PROVIDED ENTRIES:
----------------------------------------

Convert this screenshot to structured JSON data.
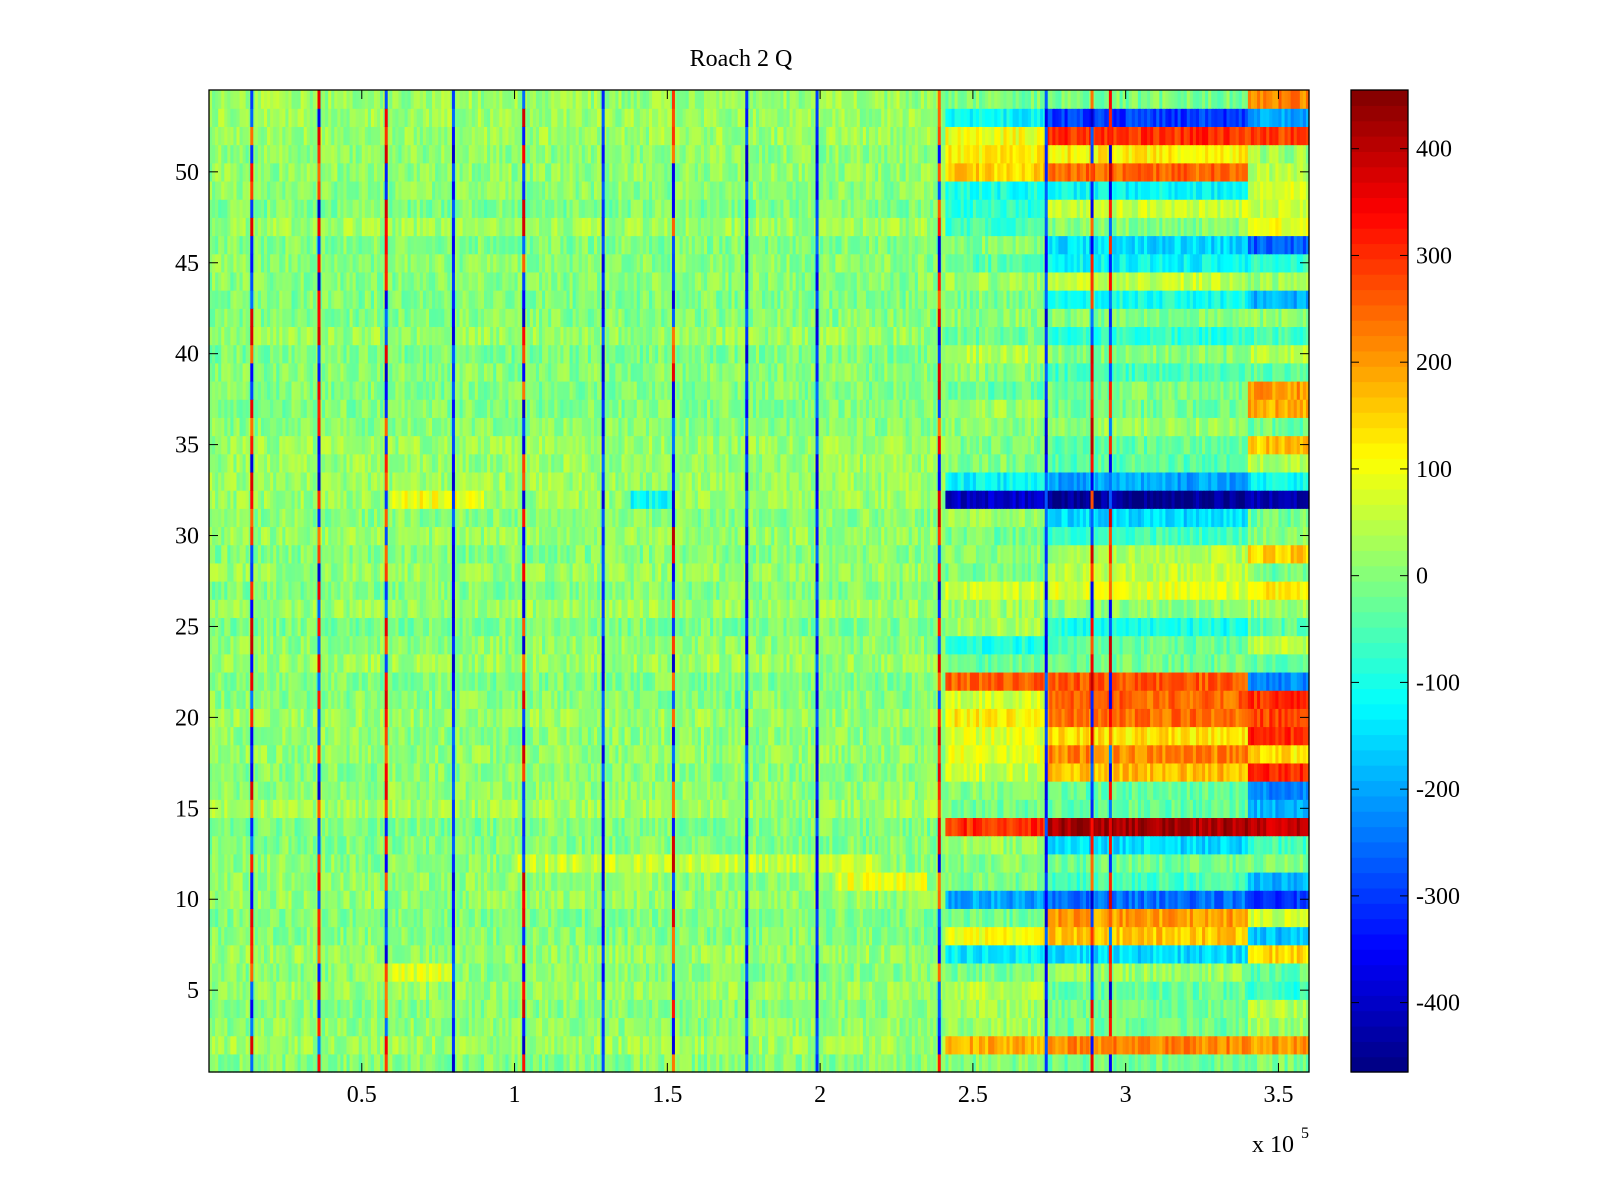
{
  "chart_data": {
    "type": "heatmap",
    "title": "Roach 2 Q",
    "xlabel": "",
    "ylabel": "",
    "x_multiplier_label": {
      "base": "x 10",
      "exponent": "5"
    },
    "xlim": [
      0,
      3.6
    ],
    "ylim": [
      0.5,
      54.5
    ],
    "x_ticks": [
      {
        "value": 0.5,
        "label": "0.5"
      },
      {
        "value": 1.0,
        "label": "1"
      },
      {
        "value": 1.5,
        "label": "1.5"
      },
      {
        "value": 2.0,
        "label": "2"
      },
      {
        "value": 2.5,
        "label": "2.5"
      },
      {
        "value": 3.0,
        "label": "3"
      },
      {
        "value": 3.5,
        "label": "3.5"
      }
    ],
    "y_ticks": [
      {
        "value": 5,
        "label": "5"
      },
      {
        "value": 10,
        "label": "10"
      },
      {
        "value": 15,
        "label": "15"
      },
      {
        "value": 20,
        "label": "20"
      },
      {
        "value": 25,
        "label": "25"
      },
      {
        "value": 30,
        "label": "30"
      },
      {
        "value": 35,
        "label": "35"
      },
      {
        "value": 40,
        "label": "40"
      },
      {
        "value": 45,
        "label": "45"
      },
      {
        "value": 50,
        "label": "50"
      }
    ],
    "colorbar": {
      "colormap": "jet",
      "clim": [
        -465,
        455
      ],
      "ticks": [
        {
          "value": 400,
          "label": "400"
        },
        {
          "value": 300,
          "label": "300"
        },
        {
          "value": 200,
          "label": "200"
        },
        {
          "value": 100,
          "label": "100"
        },
        {
          "value": 0,
          "label": "0"
        },
        {
          "value": -100,
          "label": "-100"
        },
        {
          "value": -200,
          "label": "-200"
        },
        {
          "value": -300,
          "label": "-300"
        },
        {
          "value": -400,
          "label": "-400"
        }
      ]
    },
    "rows": 54,
    "baseline_value": 10,
    "x_segments_boundaries": [
      0,
      2.41,
      2.74,
      3.4,
      3.6
    ],
    "segment_row_values": {
      "rows": [
        1,
        2,
        3,
        4,
        5,
        6,
        7,
        8,
        9,
        10,
        11,
        12,
        13,
        14,
        15,
        16,
        17,
        18,
        19,
        20,
        21,
        22,
        23,
        24,
        25,
        26,
        27,
        28,
        29,
        30,
        31,
        32,
        33,
        34,
        35,
        36,
        37,
        38,
        39,
        40,
        41,
        42,
        43,
        44,
        45,
        46,
        47,
        48,
        49,
        50,
        51,
        52,
        53,
        54
      ],
      "seg_2_41_2_74": [
        0,
        180,
        20,
        30,
        40,
        -10,
        -130,
        100,
        -20,
        -200,
        -10,
        0,
        20,
        300,
        -20,
        0,
        60,
        80,
        80,
        120,
        70,
        250,
        -30,
        -90,
        30,
        20,
        60,
        -10,
        0,
        -20,
        20,
        -400,
        -120,
        0,
        -10,
        10,
        20,
        -30,
        0,
        40,
        -20,
        10,
        -10,
        20,
        -40,
        0,
        -60,
        -80,
        -100,
        150,
        120,
        100,
        -120,
        -10
      ],
      "seg_2_74_3_4": [
        -20,
        220,
        -20,
        -10,
        -30,
        20,
        -150,
        160,
        200,
        -250,
        -60,
        -20,
        -150,
        420,
        -30,
        -30,
        170,
        220,
        130,
        240,
        250,
        260,
        -20,
        -30,
        -100,
        10,
        80,
        50,
        40,
        -60,
        -150,
        -450,
        -200,
        -40,
        -30,
        20,
        -20,
        -10,
        -60,
        0,
        -80,
        0,
        -100,
        60,
        -120,
        -150,
        0,
        60,
        -120,
        250,
        120,
        300,
        -300,
        -10
      ],
      "seg_3_4_3_6": [
        -10,
        200,
        20,
        40,
        -80,
        -30,
        150,
        -180,
        60,
        -300,
        -200,
        0,
        -60,
        400,
        -180,
        -220,
        300,
        130,
        300,
        280,
        300,
        -230,
        -30,
        60,
        -40,
        20,
        120,
        -20,
        150,
        0,
        -20,
        -430,
        -120,
        40,
        160,
        -20,
        180,
        200,
        -30,
        40,
        -60,
        10,
        -190,
        20,
        -80,
        -270,
        90,
        60,
        80,
        40,
        20,
        280,
        -200,
        220
      ]
    },
    "special_columns": [
      {
        "x": 0.14,
        "polarity": "mixed"
      },
      {
        "x": 0.36,
        "polarity": "mixed"
      },
      {
        "x": 0.58,
        "polarity": "mixed"
      },
      {
        "x": 0.8,
        "polarity": "neg"
      },
      {
        "x": 1.03,
        "polarity": "mixed"
      },
      {
        "x": 1.29,
        "polarity": "neg"
      },
      {
        "x": 1.52,
        "polarity": "mixed"
      },
      {
        "x": 1.76,
        "polarity": "neg"
      },
      {
        "x": 1.99,
        "polarity": "neg"
      },
      {
        "x": 2.39,
        "polarity": "mixed"
      },
      {
        "x": 2.74,
        "polarity": "neg"
      },
      {
        "x": 2.89,
        "polarity": "mixed"
      },
      {
        "x": 2.95,
        "polarity": "mixed"
      }
    ],
    "notable_bands": [
      {
        "row": 32,
        "x_from": 0.6,
        "x_to": 0.9,
        "value": 100
      },
      {
        "row": 32,
        "x_from": 1.38,
        "x_to": 1.52,
        "value": -110
      },
      {
        "row": 12,
        "x_from": 1.0,
        "x_to": 2.2,
        "value": 60
      },
      {
        "row": 11,
        "x_from": 2.05,
        "x_to": 2.35,
        "value": 90
      },
      {
        "row": 6,
        "x_from": 0.55,
        "x_to": 0.8,
        "value": 80
      }
    ]
  }
}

----------------------------------------

YOUR INSTRUCTIONS: Retype the data above exactly; pictures are not part of the copy.

WRITTEN SOLUTION:
Convert this screenshot to structured JSON data.
{
  "chart_data": {
    "type": "heatmap",
    "title": "Roach 2 Q",
    "xlabel": "",
    "ylabel": "",
    "x_multiplier_label": {
      "base": "x 10",
      "exponent": "5"
    },
    "xlim": [
      0,
      3.6
    ],
    "ylim": [
      0.5,
      54.5
    ],
    "x_ticks": [
      {
        "value": 0.5,
        "label": "0.5"
      },
      {
        "value": 1.0,
        "label": "1"
      },
      {
        "value": 1.5,
        "label": "1.5"
      },
      {
        "value": 2.0,
        "label": "2"
      },
      {
        "value": 2.5,
        "label": "2.5"
      },
      {
        "value": 3.0,
        "label": "3"
      },
      {
        "value": 3.5,
        "label": "3.5"
      }
    ],
    "y_ticks": [
      {
        "value": 5,
        "label": "5"
      },
      {
        "value": 10,
        "label": "10"
      },
      {
        "value": 15,
        "label": "15"
      },
      {
        "value": 20,
        "label": "20"
      },
      {
        "value": 25,
        "label": "25"
      },
      {
        "value": 30,
        "label": "30"
      },
      {
        "value": 35,
        "label": "35"
      },
      {
        "value": 40,
        "label": "40"
      },
      {
        "value": 45,
        "label": "45"
      },
      {
        "value": 50,
        "label": "50"
      }
    ],
    "colorbar": {
      "colormap": "jet",
      "clim": [
        -465,
        455
      ],
      "ticks": [
        {
          "value": 400,
          "label": "400"
        },
        {
          "value": 300,
          "label": "300"
        },
        {
          "value": 200,
          "label": "200"
        },
        {
          "value": 100,
          "label": "100"
        },
        {
          "value": 0,
          "label": "0"
        },
        {
          "value": -100,
          "label": "-100"
        },
        {
          "value": -200,
          "label": "-200"
        },
        {
          "value": -300,
          "label": "-300"
        },
        {
          "value": -400,
          "label": "-400"
        }
      ]
    },
    "rows": 54,
    "baseline_value": 10,
    "x_segments_boundaries": [
      0,
      2.41,
      2.74,
      3.4,
      3.6
    ],
    "segment_row_values": {
      "rows": [
        1,
        2,
        3,
        4,
        5,
        6,
        7,
        8,
        9,
        10,
        11,
        12,
        13,
        14,
        15,
        16,
        17,
        18,
        19,
        20,
        21,
        22,
        23,
        24,
        25,
        26,
        27,
        28,
        29,
        30,
        31,
        32,
        33,
        34,
        35,
        36,
        37,
        38,
        39,
        40,
        41,
        42,
        43,
        44,
        45,
        46,
        47,
        48,
        49,
        50,
        51,
        52,
        53,
        54
      ],
      "seg_2_41_2_74": [
        0,
        180,
        20,
        30,
        40,
        -10,
        -130,
        100,
        -20,
        -200,
        -10,
        0,
        20,
        300,
        -20,
        0,
        60,
        80,
        80,
        120,
        70,
        250,
        -30,
        -90,
        30,
        20,
        60,
        -10,
        0,
        -20,
        20,
        -400,
        -120,
        0,
        -10,
        10,
        20,
        -30,
        0,
        40,
        -20,
        10,
        -10,
        20,
        -40,
        0,
        -60,
        -80,
        -100,
        150,
        120,
        100,
        -120,
        -10
      ],
      "seg_2_74_3_4": [
        -20,
        220,
        -20,
        -10,
        -30,
        20,
        -150,
        160,
        200,
        -250,
        -60,
        -20,
        -150,
        420,
        -30,
        -30,
        170,
        220,
        130,
        240,
        250,
        260,
        -20,
        -30,
        -100,
        10,
        80,
        50,
        40,
        -60,
        -150,
        -450,
        -200,
        -40,
        -30,
        20,
        -20,
        -10,
        -60,
        0,
        -80,
        0,
        -100,
        60,
        -120,
        -150,
        0,
        60,
        -120,
        250,
        120,
        300,
        -300,
        -10
      ],
      "seg_3_4_3_6": [
        -10,
        200,
        20,
        40,
        -80,
        -30,
        150,
        -180,
        60,
        -300,
        -200,
        0,
        -60,
        400,
        -180,
        -220,
        300,
        130,
        300,
        280,
        300,
        -230,
        -30,
        60,
        -40,
        20,
        120,
        -20,
        150,
        0,
        -20,
        -430,
        -120,
        40,
        160,
        -20,
        180,
        200,
        -30,
        40,
        -60,
        10,
        -190,
        20,
        -80,
        -270,
        90,
        60,
        80,
        40,
        20,
        280,
        -200,
        220
      ]
    },
    "special_columns": [
      {
        "x": 0.14,
        "polarity": "mixed"
      },
      {
        "x": 0.36,
        "polarity": "mixed"
      },
      {
        "x": 0.58,
        "polarity": "mixed"
      },
      {
        "x": 0.8,
        "polarity": "neg"
      },
      {
        "x": 1.03,
        "polarity": "mixed"
      },
      {
        "x": 1.29,
        "polarity": "neg"
      },
      {
        "x": 1.52,
        "polarity": "mixed"
      },
      {
        "x": 1.76,
        "polarity": "neg"
      },
      {
        "x": 1.99,
        "polarity": "neg"
      },
      {
        "x": 2.39,
        "polarity": "mixed"
      },
      {
        "x": 2.74,
        "polarity": "neg"
      },
      {
        "x": 2.89,
        "polarity": "mixed"
      },
      {
        "x": 2.95,
        "polarity": "mixed"
      }
    ],
    "notable_bands": [
      {
        "row": 32,
        "x_from": 0.6,
        "x_to": 0.9,
        "value": 100
      },
      {
        "row": 32,
        "x_from": 1.38,
        "x_to": 1.52,
        "value": -110
      },
      {
        "row": 12,
        "x_from": 1.0,
        "x_to": 2.2,
        "value": 60
      },
      {
        "row": 11,
        "x_from": 2.05,
        "x_to": 2.35,
        "value": 90
      },
      {
        "row": 6,
        "x_from": 0.55,
        "x_to": 0.8,
        "value": 80
      }
    ]
  }
}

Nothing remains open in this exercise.